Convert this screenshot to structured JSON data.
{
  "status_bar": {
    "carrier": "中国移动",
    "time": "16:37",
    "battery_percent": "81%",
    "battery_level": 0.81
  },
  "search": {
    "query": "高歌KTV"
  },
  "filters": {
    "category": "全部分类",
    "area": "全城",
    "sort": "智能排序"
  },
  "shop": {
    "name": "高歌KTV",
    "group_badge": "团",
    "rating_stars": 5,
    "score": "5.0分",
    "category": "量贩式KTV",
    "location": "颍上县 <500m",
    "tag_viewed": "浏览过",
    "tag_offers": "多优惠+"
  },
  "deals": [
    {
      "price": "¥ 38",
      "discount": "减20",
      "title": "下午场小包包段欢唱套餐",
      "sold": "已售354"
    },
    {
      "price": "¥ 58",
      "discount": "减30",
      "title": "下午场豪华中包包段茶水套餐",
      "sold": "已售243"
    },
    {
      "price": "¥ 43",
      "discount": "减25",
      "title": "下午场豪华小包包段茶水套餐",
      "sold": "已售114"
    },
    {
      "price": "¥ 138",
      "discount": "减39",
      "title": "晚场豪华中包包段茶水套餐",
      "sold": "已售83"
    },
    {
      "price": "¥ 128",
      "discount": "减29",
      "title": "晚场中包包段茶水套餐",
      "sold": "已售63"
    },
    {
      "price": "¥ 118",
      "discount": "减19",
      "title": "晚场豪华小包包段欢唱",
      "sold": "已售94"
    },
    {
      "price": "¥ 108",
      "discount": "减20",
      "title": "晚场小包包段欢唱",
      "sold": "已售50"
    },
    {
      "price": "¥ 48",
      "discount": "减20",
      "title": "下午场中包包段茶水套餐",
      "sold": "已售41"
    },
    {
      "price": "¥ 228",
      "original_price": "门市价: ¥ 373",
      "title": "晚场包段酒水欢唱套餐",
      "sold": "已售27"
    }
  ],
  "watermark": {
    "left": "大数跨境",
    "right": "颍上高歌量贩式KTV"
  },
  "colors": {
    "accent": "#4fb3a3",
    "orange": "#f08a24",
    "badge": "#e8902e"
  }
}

**To be done:**
Of the lines above, how many hold the word "title"? Say the number alone.

**Written response:**
9